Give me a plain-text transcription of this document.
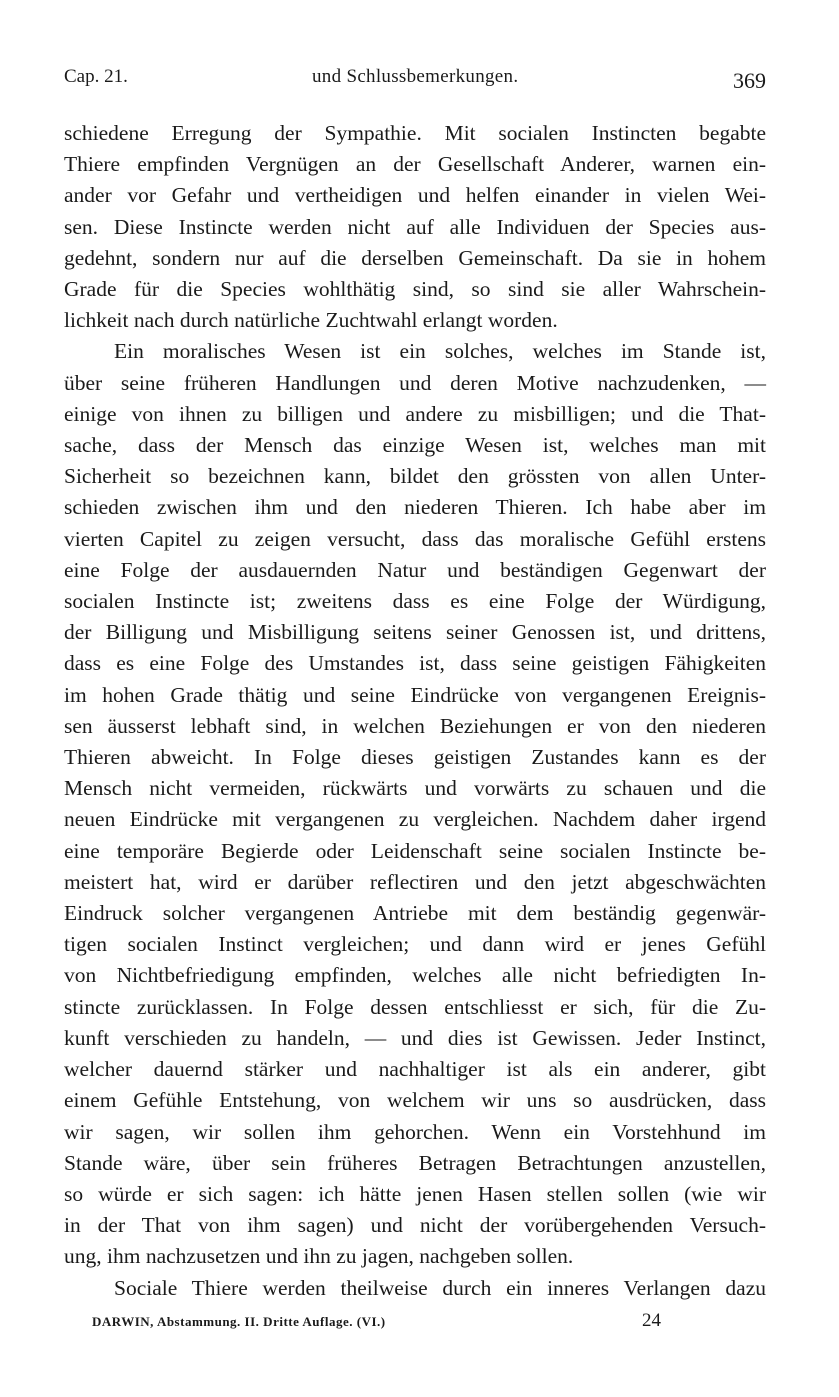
Cap. 21.	und Schlussbemerkungen.	369
schiedene Erregung der Sympathie. Mit socialen Instincten begabte
Thiere empfinden Vergnügen an der Gesellschaft Anderer, warnen ein-
ander vor Gefahr und vertheidigen und helfen einander in vielen Wei-
sen. Diese Instincte werden nicht auf alle Individuen der Species aus-
gedehnt, sondern nur auf die derselben Gemeinschaft. Da sie in hohem
Grade für die Species wohlthätig sind, so sind sie aller Wahrschein-
lichkeit nach durch natürliche Zuchtwahl erlangt worden.
Ein moralisches Wesen ist ein solches, welches im Stande ist,
über seine früheren Handlungen und deren Motive nachzudenken, —
einige von ihnen zu billigen und andere zu misbilligen; und die That-
sache, dass der Mensch das einzige Wesen ist, welches man mit
Sicherheit so bezeichnen kann, bildet den grössten von allen Unter-
schieden zwischen ihm und den niederen Thieren. Ich habe aber im
vierten Capitel zu zeigen versucht, dass das moralische Gefühl erstens
eine Folge der ausdauernden Natur und beständigen Gegenwart der
socialen Instincte ist; zweitens dass es eine Folge der Würdigung,
der Billigung und Misbilligung seitens seiner Genossen ist, und drittens,
dass es eine Folge des Umstandes ist, dass seine geistigen Fähigkeiten
im hohen Grade thätig und seine Eindrücke von vergangenen Ereignis-
sen äusserst lebhaft sind, in welchen Beziehungen er von den niederen
Thieren abweicht. In Folge dieses geistigen Zustandes kann es der
Mensch nicht vermeiden, rückwärts und vorwärts zu schauen und die
neuen Eindrücke mit vergangenen zu vergleichen. Nachdem daher irgend
eine temporäre Begierde oder Leidenschaft seine socialen Instincte be-
meistert hat, wird er darüber reflectiren und den jetzt abgeschwächten
Eindruck solcher vergangenen Antriebe mit dem beständig gegenwär-
tigen socialen Instinct vergleichen; und dann wird er jenes Gefühl
von Nichtbefriedigung empfinden, welches alle nicht befriedigten In-
stincte zurücklassen. In Folge dessen entschliesst er sich, für die Zu-
kunft verschieden zu handeln, — und dies ist Gewissen. Jeder Instinct,
welcher dauernd stärker und nachhaltiger ist als ein anderer, gibt
einem Gefühle Entstehung, von welchem wir uns so ausdrücken, dass
wir sagen, wir sollen ihm gehorchen. Wenn ein Vorstehhund im
Stande wäre, über sein früheres Betragen Betrachtungen anzustellen,
so würde er sich sagen: ich hätte jenen Hasen stellen sollen (wie wir
in der That von ihm sagen) und nicht der vorübergehenden Versuch-
ung, ihm nachzusetzen und ihn zu jagen, nachgeben sollen.
Sociale Thiere werden theilweise durch ein inneres Verlangen dazu
DARWIN, Abstammung. II. Dritte Auflage. (VI.)	24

» THE EXERCISE
Reproduce the material above in full and without alteration, but skip all pictures.

» SOLUTION BELOW
Give me a plain-text transcription of this document.
Cap. 21.	und Schlussbemerkungen.	369
schiedene Erregung der Sympathie. Mit socialen Instincten begabte
Thiere empfinden Vergnügen an der Gesellschaft Anderer, warnen ein-
ander vor Gefahr und vertheidigen und helfen einander in vielen Wei-
sen. Diese Instincte werden nicht auf alle Individuen der Species aus-
gedehnt, sondern nur auf die derselben Gemeinschaft. Da sie in hohem
Grade für die Species wohlthätig sind, so sind sie aller Wahrschein-
lichkeit nach durch natürliche Zuchtwahl erlangt worden.
Ein moralisches Wesen ist ein solches, welches im Stande ist,
über seine früheren Handlungen und deren Motive nachzudenken, —
einige von ihnen zu billigen und andere zu misbilligen; und die That-
sache, dass der Mensch das einzige Wesen ist, welches man mit
Sicherheit so bezeichnen kann, bildet den grössten von allen Unter-
schieden zwischen ihm und den niederen Thieren. Ich habe aber im
vierten Capitel zu zeigen versucht, dass das moralische Gefühl erstens
eine Folge der ausdauernden Natur und beständigen Gegenwart der
socialen Instincte ist; zweitens dass es eine Folge der Würdigung,
der Billigung und Misbilligung seitens seiner Genossen ist, und drittens,
dass es eine Folge des Umstandes ist, dass seine geistigen Fähigkeiten
im hohen Grade thätig und seine Eindrücke von vergangenen Ereignis-
sen äusserst lebhaft sind, in welchen Beziehungen er von den niederen
Thieren abweicht. In Folge dieses geistigen Zustandes kann es der
Mensch nicht vermeiden, rückwärts und vorwärts zu schauen und die
neuen Eindrücke mit vergangenen zu vergleichen. Nachdem daher irgend
eine temporäre Begierde oder Leidenschaft seine socialen Instincte be-
meistert hat, wird er darüber reflectiren und den jetzt abgeschwächten
Eindruck solcher vergangenen Antriebe mit dem beständig gegenwär-
tigen socialen Instinct vergleichen; und dann wird er jenes Gefühl
von Nichtbefriedigung empfinden, welches alle nicht befriedigten In-
stincte zurücklassen. In Folge dessen entschliesst er sich, für die Zu-
kunft verschieden zu handeln, — und dies ist Gewissen. Jeder Instinct,
welcher dauernd stärker und nachhaltiger ist als ein anderer, gibt
einem Gefühle Entstehung, von welchem wir uns so ausdrücken, dass
wir sagen, wir sollen ihm gehorchen. Wenn ein Vorstehhund im
Stande wäre, über sein früheres Betragen Betrachtungen anzustellen,
so würde er sich sagen: ich hätte jenen Hasen stellen sollen (wie wir
in der That von ihm sagen) und nicht der vorübergehenden Versuch-
ung, ihm nachzusetzen und ihn zu jagen, nachgeben sollen.
Sociale Thiere werden theilweise durch ein inneres Verlangen dazu
DARWIN, Abstammung. II. Dritte Auflage. (VI.)	24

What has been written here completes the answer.